Entries taken from a collection
------------------------------------------------

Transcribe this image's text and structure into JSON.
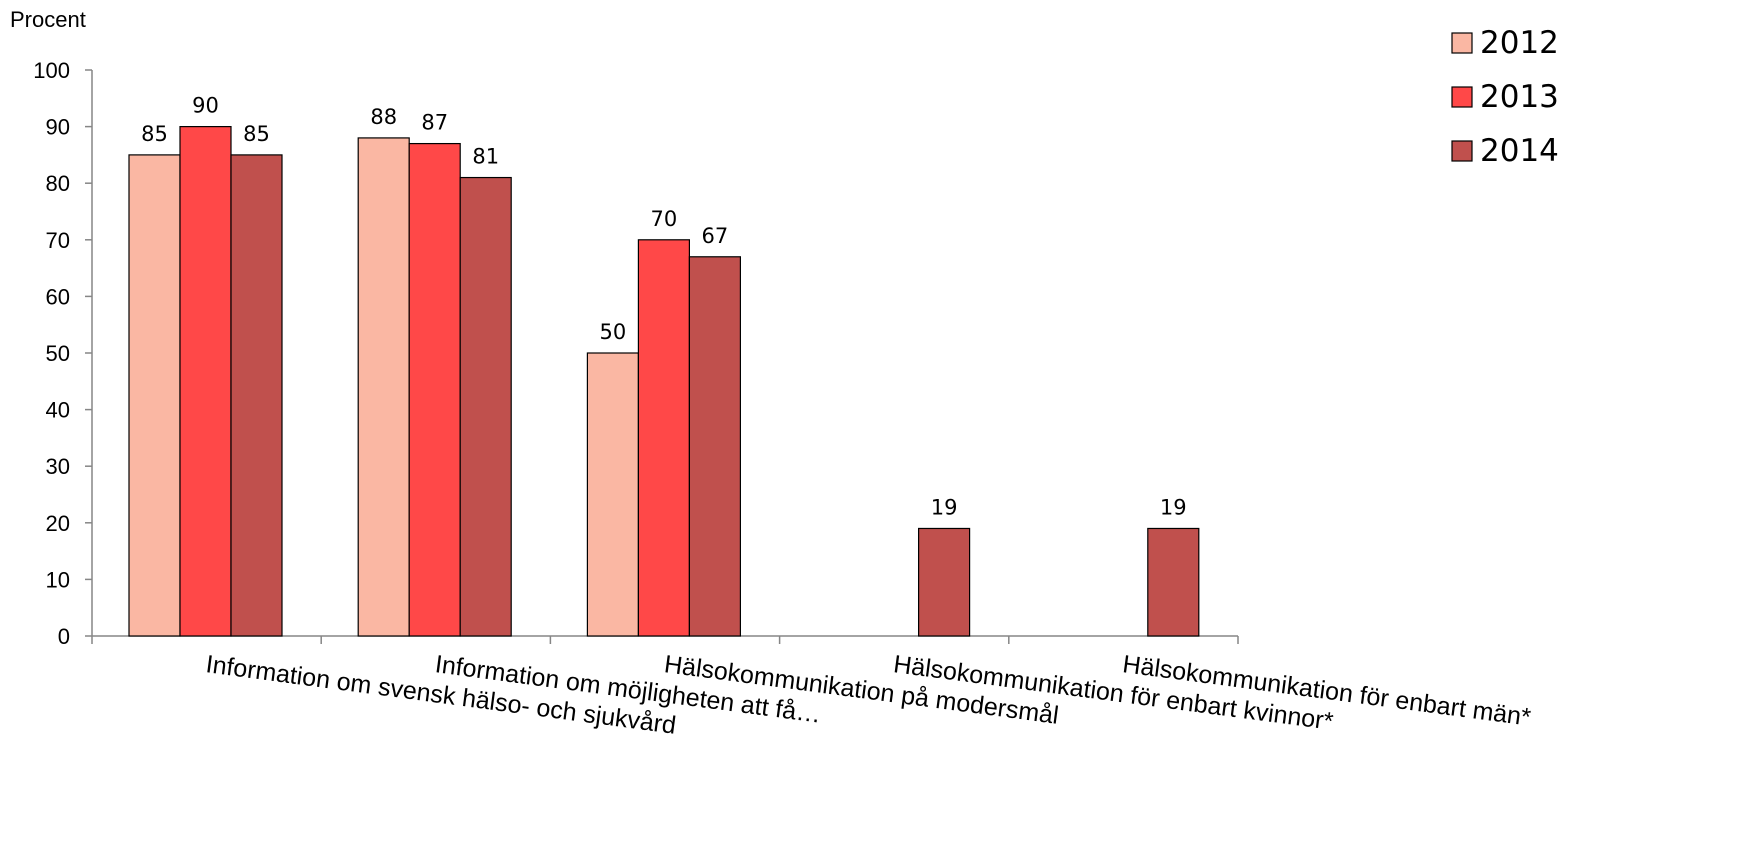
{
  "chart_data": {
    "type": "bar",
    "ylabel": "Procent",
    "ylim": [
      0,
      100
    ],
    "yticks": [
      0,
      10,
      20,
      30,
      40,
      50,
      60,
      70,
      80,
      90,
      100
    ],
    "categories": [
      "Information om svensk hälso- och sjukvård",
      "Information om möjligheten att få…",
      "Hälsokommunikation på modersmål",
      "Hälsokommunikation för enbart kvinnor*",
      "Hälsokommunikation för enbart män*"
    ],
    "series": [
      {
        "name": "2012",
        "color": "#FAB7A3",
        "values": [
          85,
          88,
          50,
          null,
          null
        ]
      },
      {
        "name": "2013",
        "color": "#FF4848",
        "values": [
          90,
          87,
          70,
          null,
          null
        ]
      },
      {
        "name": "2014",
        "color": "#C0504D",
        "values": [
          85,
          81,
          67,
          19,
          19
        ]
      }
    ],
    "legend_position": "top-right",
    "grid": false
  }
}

------------------------------------------------

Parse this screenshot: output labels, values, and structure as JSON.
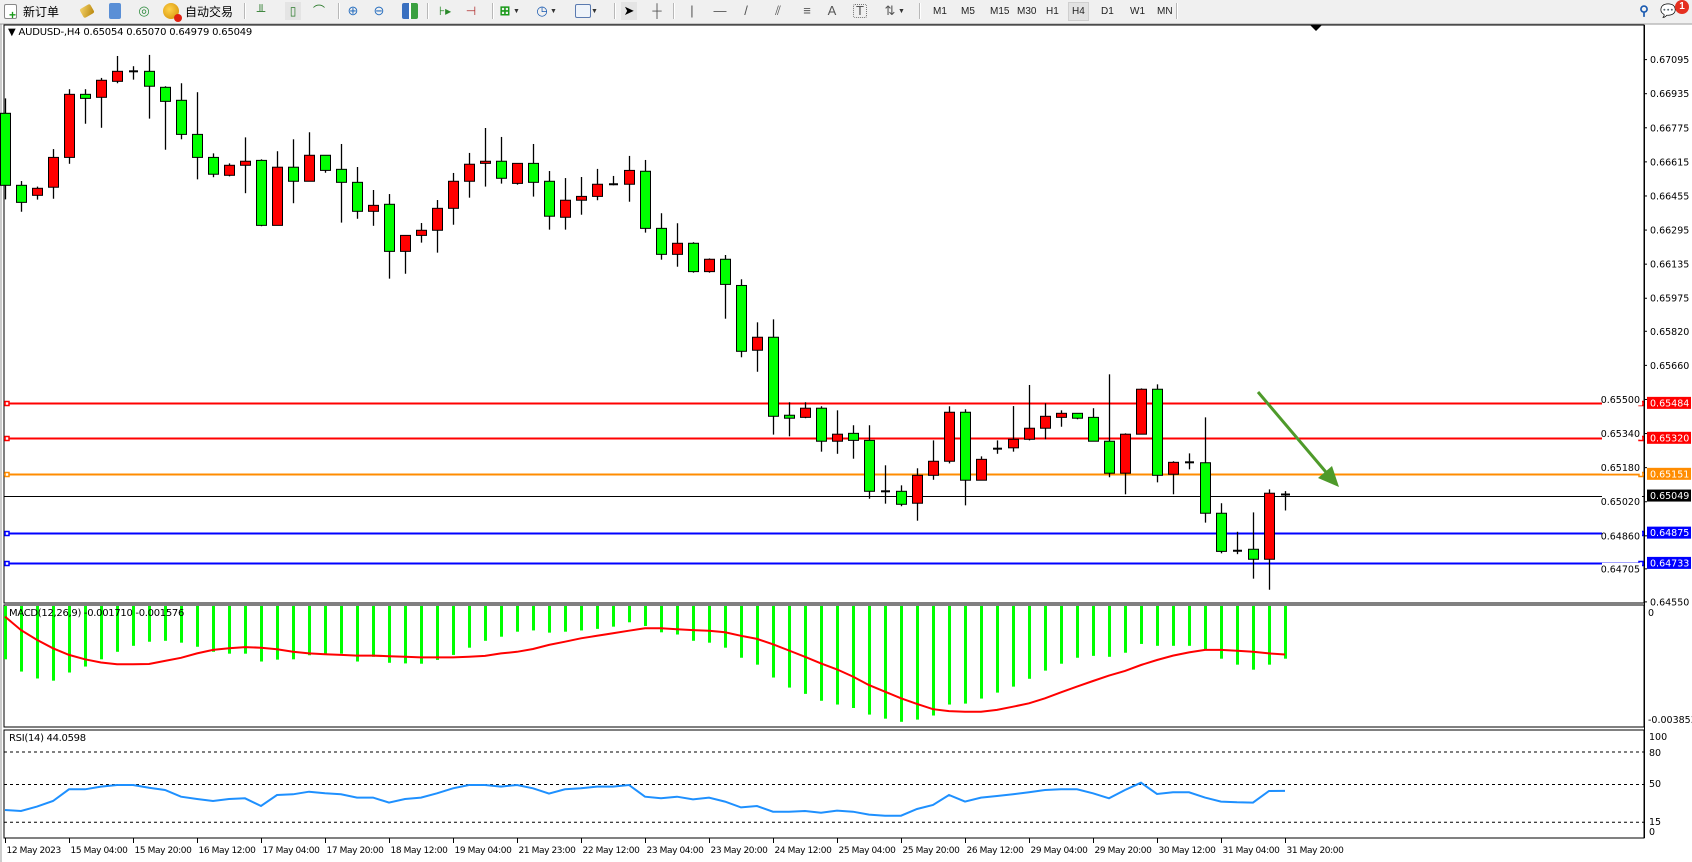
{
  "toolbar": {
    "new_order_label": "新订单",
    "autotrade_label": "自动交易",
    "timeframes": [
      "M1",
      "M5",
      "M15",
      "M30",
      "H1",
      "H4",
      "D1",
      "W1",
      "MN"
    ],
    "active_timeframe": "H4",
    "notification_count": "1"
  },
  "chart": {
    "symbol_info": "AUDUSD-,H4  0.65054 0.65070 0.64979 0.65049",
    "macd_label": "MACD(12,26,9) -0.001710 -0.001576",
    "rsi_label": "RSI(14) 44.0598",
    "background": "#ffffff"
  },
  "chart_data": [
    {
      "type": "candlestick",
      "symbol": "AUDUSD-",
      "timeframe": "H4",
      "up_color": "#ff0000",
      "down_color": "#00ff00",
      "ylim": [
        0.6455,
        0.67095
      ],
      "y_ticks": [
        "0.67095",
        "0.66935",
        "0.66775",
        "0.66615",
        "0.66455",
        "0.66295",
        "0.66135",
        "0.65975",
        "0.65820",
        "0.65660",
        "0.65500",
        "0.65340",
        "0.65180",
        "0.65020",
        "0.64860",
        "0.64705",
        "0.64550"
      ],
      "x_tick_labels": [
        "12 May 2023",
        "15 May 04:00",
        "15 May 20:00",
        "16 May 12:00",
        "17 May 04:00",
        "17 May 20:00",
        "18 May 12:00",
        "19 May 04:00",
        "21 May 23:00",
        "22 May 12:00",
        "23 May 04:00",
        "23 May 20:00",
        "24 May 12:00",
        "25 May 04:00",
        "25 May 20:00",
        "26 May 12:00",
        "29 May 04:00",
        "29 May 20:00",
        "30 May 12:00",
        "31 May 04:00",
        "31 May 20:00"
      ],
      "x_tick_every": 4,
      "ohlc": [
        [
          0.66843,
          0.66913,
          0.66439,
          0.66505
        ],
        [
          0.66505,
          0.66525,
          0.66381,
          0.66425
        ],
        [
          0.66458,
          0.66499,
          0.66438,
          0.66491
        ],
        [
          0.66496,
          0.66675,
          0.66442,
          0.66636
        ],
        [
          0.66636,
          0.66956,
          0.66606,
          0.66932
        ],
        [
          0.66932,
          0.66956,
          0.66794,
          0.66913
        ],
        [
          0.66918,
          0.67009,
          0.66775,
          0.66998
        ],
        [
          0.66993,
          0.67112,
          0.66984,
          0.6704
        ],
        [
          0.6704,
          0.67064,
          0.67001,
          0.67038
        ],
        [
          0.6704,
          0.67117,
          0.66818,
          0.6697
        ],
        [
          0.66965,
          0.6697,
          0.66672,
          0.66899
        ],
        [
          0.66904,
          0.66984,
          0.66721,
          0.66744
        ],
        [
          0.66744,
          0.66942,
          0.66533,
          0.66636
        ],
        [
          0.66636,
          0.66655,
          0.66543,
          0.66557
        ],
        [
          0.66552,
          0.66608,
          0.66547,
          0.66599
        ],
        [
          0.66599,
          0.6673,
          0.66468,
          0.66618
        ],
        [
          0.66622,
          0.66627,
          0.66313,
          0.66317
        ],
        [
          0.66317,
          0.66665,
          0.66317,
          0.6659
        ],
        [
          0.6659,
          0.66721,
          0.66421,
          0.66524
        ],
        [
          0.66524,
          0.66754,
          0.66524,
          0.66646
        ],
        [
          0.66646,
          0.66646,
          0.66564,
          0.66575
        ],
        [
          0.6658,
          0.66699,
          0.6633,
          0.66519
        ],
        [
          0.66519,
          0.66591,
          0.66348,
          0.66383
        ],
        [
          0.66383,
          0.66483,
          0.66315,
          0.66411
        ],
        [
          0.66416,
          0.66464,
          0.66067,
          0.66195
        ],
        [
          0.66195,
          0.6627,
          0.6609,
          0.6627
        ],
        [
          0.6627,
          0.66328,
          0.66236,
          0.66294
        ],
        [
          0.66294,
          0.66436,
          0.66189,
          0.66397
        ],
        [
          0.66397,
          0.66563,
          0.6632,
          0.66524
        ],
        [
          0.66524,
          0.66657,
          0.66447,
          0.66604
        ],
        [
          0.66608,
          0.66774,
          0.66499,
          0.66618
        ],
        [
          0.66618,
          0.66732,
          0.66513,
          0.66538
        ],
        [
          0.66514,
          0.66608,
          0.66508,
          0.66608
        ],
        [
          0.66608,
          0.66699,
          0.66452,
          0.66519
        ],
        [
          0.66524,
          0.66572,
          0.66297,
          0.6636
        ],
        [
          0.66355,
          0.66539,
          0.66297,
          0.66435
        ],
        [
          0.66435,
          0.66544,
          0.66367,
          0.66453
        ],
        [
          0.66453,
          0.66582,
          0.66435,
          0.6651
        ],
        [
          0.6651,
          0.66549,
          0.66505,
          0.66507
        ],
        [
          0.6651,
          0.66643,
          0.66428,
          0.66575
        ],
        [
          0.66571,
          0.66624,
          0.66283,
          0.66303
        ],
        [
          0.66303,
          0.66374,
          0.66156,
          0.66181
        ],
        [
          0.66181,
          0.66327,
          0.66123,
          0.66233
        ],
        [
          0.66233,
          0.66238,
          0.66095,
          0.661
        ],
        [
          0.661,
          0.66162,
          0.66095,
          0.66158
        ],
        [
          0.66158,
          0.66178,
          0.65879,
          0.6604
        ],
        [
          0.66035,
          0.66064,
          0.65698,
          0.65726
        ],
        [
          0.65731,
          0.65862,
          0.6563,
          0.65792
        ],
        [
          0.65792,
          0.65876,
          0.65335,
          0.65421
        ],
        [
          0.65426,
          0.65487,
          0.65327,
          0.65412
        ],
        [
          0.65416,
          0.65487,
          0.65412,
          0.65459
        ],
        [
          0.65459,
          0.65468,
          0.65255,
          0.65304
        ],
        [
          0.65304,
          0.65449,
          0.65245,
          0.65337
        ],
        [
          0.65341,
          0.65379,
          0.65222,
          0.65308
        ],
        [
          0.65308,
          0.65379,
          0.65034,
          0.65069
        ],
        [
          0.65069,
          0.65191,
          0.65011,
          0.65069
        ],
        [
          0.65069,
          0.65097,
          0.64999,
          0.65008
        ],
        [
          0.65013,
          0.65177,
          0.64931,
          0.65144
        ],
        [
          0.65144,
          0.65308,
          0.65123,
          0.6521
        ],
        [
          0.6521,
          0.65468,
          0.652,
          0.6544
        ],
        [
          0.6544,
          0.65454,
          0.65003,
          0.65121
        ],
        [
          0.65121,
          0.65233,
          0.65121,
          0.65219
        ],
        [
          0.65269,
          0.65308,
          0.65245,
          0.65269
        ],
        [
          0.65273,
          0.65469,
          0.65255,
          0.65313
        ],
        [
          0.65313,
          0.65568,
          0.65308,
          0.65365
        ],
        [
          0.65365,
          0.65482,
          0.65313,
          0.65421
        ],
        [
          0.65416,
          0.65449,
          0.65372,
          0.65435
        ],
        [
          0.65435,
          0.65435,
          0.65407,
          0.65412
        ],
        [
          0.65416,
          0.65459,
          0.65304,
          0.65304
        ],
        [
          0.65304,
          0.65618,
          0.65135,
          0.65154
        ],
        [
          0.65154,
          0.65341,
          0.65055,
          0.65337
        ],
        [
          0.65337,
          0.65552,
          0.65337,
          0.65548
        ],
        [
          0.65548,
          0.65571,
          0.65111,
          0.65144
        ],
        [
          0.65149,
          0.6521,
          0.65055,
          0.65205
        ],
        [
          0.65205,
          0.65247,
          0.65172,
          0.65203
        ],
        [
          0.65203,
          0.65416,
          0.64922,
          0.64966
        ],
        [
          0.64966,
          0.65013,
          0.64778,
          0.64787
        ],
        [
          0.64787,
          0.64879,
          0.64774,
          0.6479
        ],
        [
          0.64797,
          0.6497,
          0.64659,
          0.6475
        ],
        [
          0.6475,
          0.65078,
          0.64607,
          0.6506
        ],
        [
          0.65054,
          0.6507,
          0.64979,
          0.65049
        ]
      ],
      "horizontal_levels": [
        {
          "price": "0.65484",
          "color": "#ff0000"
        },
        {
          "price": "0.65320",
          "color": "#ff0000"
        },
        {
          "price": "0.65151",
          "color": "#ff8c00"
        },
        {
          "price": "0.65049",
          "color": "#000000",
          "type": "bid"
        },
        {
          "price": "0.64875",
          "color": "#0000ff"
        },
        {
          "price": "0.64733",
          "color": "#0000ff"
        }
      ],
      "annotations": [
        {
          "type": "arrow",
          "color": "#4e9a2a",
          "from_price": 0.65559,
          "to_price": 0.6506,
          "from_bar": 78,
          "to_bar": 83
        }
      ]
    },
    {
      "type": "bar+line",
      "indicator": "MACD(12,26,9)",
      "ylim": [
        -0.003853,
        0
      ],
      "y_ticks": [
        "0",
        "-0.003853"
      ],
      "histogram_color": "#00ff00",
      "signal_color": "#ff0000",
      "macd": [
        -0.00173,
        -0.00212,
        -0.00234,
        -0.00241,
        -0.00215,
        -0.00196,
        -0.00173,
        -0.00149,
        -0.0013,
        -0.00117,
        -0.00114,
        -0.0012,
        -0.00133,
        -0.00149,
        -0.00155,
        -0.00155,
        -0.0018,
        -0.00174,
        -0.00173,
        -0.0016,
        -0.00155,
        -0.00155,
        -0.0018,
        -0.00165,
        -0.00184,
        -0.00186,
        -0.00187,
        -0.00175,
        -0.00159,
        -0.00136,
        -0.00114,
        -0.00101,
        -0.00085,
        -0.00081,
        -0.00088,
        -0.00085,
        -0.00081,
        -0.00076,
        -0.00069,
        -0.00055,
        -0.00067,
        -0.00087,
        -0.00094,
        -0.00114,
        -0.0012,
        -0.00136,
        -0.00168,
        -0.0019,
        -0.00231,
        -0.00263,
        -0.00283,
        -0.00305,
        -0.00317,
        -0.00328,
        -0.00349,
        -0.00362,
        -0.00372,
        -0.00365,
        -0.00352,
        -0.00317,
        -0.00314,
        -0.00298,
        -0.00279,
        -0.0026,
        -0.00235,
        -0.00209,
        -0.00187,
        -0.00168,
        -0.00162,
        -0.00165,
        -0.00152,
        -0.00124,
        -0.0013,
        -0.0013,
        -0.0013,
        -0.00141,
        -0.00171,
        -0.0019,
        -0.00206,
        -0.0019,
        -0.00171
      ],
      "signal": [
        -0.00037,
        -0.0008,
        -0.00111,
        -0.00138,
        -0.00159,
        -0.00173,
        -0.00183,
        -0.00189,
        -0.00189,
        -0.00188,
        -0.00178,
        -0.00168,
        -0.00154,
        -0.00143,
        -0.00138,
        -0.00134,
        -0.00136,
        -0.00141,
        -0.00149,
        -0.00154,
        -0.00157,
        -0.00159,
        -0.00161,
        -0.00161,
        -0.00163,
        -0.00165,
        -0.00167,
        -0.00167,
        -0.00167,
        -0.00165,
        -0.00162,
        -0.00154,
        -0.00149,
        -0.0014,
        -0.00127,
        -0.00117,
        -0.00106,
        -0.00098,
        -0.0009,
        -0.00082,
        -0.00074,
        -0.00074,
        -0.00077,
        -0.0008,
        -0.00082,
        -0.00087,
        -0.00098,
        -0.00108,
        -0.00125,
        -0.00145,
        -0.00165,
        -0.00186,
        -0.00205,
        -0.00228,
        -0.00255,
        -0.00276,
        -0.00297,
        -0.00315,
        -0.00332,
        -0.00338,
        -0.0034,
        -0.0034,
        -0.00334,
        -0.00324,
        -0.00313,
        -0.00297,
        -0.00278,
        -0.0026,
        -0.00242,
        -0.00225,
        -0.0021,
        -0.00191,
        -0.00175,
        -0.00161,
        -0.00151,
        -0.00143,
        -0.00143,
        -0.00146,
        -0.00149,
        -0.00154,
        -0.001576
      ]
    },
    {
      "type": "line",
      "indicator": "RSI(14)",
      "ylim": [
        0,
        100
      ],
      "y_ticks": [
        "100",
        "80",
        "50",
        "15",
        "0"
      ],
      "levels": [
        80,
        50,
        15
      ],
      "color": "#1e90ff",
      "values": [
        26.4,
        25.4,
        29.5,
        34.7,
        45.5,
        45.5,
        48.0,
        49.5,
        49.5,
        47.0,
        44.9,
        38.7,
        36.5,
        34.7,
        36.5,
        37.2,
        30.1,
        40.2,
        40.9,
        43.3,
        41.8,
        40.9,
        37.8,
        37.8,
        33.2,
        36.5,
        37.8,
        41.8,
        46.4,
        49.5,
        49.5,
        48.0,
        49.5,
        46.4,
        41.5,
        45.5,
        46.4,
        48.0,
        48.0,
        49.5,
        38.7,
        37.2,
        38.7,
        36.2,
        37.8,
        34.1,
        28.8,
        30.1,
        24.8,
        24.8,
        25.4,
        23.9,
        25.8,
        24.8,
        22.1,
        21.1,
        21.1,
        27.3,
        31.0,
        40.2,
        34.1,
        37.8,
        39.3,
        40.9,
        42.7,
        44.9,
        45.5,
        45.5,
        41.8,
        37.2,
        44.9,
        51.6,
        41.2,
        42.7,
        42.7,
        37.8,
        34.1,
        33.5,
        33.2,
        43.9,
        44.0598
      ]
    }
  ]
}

------------------------------------------------

- DIRECTIVE -
Collect the lines of the data that carry the word "AUDUSD".

- EXERCISE OUTPUT -
    "symbol_info": "AUDUSD-,H4  0.65054 0.65070 0.64979 0.65049",
      "symbol": "AUDUSD-",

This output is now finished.